---- MATERIAL TO PROCESS

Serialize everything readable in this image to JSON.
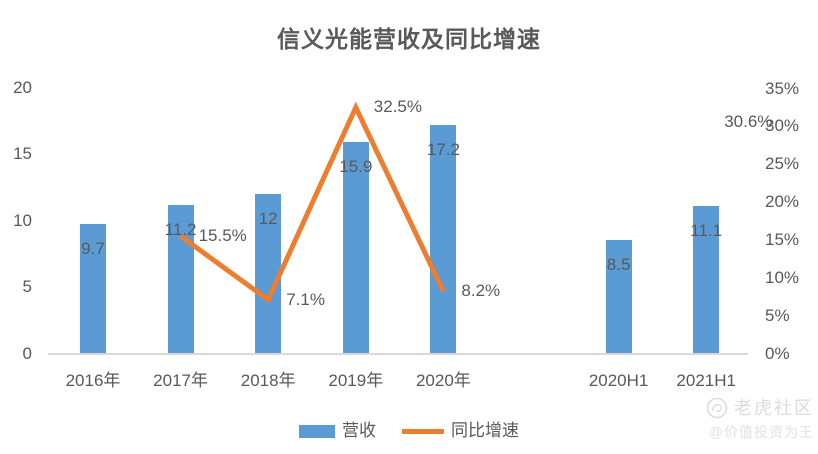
{
  "chart_data": {
    "type": "bar",
    "title": "信义光能营收及同比增速",
    "categories": [
      "2016年",
      "2017年",
      "2018年",
      "2019年",
      "2020年",
      "2020H1",
      "2021H1"
    ],
    "category_slots": [
      0,
      1,
      2,
      3,
      4,
      6,
      7
    ],
    "slot_count": 8,
    "gap_after": "2020年",
    "grid": false,
    "series": [
      {
        "name": "营收",
        "kind": "bar",
        "axis": "left",
        "color": "#5B9BD5",
        "values": [
          9.7,
          11.2,
          12,
          15.9,
          17.2,
          8.5,
          11.1
        ],
        "labels": [
          "9.7",
          "11.2",
          "12",
          "15.9",
          "17.2",
          "8.5",
          "11.1"
        ]
      },
      {
        "name": "同比增速",
        "kind": "line",
        "axis": "right",
        "color": "#ED7D31",
        "values": [
          null,
          15.5,
          7.1,
          32.5,
          8.2,
          null,
          30.6
        ],
        "labels": [
          null,
          "15.5%",
          "7.1%",
          "32.5%",
          "8.2%",
          null,
          "30.6%"
        ]
      }
    ],
    "left_axis": {
      "range": [
        0,
        20
      ],
      "ticks": [
        20,
        15,
        10,
        5,
        0
      ],
      "tick_labels": [
        "20",
        "15",
        "10",
        "5",
        "0"
      ]
    },
    "right_axis": {
      "range": [
        0,
        35
      ],
      "ticks": [
        35,
        30,
        25,
        20,
        15,
        10,
        5,
        0
      ],
      "tick_labels": [
        "35%",
        "30%",
        "25%",
        "20%",
        "15%",
        "10%",
        "5%",
        "0%"
      ]
    },
    "legend": {
      "position": "bottom",
      "items": [
        "营收",
        "同比增速"
      ]
    }
  },
  "watermark": {
    "brand": "老虎社区",
    "author": "@价值投资为王"
  },
  "colors": {
    "bar": "#5B9BD5",
    "line": "#ED7D31",
    "text": "#595959",
    "axis_line": "#D9D9D9",
    "watermark": "#DCDCDC"
  }
}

--------

TASK DIRECTIONS:
Quote the entries above word for word. Leave the images out.

SOLUTION TO THIS EXERCISE:
Serialize everything readable in this image to JSON.
{
  "chart_data": {
    "type": "bar",
    "title": "信义光能营收及同比增速",
    "categories": [
      "2016年",
      "2017年",
      "2018年",
      "2019年",
      "2020年",
      "2020H1",
      "2021H1"
    ],
    "category_slots": [
      0,
      1,
      2,
      3,
      4,
      6,
      7
    ],
    "slot_count": 8,
    "gap_after": "2020年",
    "grid": false,
    "series": [
      {
        "name": "营收",
        "kind": "bar",
        "axis": "left",
        "color": "#5B9BD5",
        "values": [
          9.7,
          11.2,
          12,
          15.9,
          17.2,
          8.5,
          11.1
        ],
        "labels": [
          "9.7",
          "11.2",
          "12",
          "15.9",
          "17.2",
          "8.5",
          "11.1"
        ]
      },
      {
        "name": "同比增速",
        "kind": "line",
        "axis": "right",
        "color": "#ED7D31",
        "values": [
          null,
          15.5,
          7.1,
          32.5,
          8.2,
          null,
          30.6
        ],
        "labels": [
          null,
          "15.5%",
          "7.1%",
          "32.5%",
          "8.2%",
          null,
          "30.6%"
        ]
      }
    ],
    "left_axis": {
      "range": [
        0,
        20
      ],
      "ticks": [
        20,
        15,
        10,
        5,
        0
      ],
      "tick_labels": [
        "20",
        "15",
        "10",
        "5",
        "0"
      ]
    },
    "right_axis": {
      "range": [
        0,
        35
      ],
      "ticks": [
        35,
        30,
        25,
        20,
        15,
        10,
        5,
        0
      ],
      "tick_labels": [
        "35%",
        "30%",
        "25%",
        "20%",
        "15%",
        "10%",
        "5%",
        "0%"
      ]
    },
    "legend": {
      "position": "bottom",
      "items": [
        "营收",
        "同比增速"
      ]
    }
  },
  "watermark": {
    "brand": "老虎社区",
    "author": "@价值投资为王"
  },
  "colors": {
    "bar": "#5B9BD5",
    "line": "#ED7D31",
    "text": "#595959",
    "axis_line": "#D9D9D9",
    "watermark": "#DCDCDC"
  }
}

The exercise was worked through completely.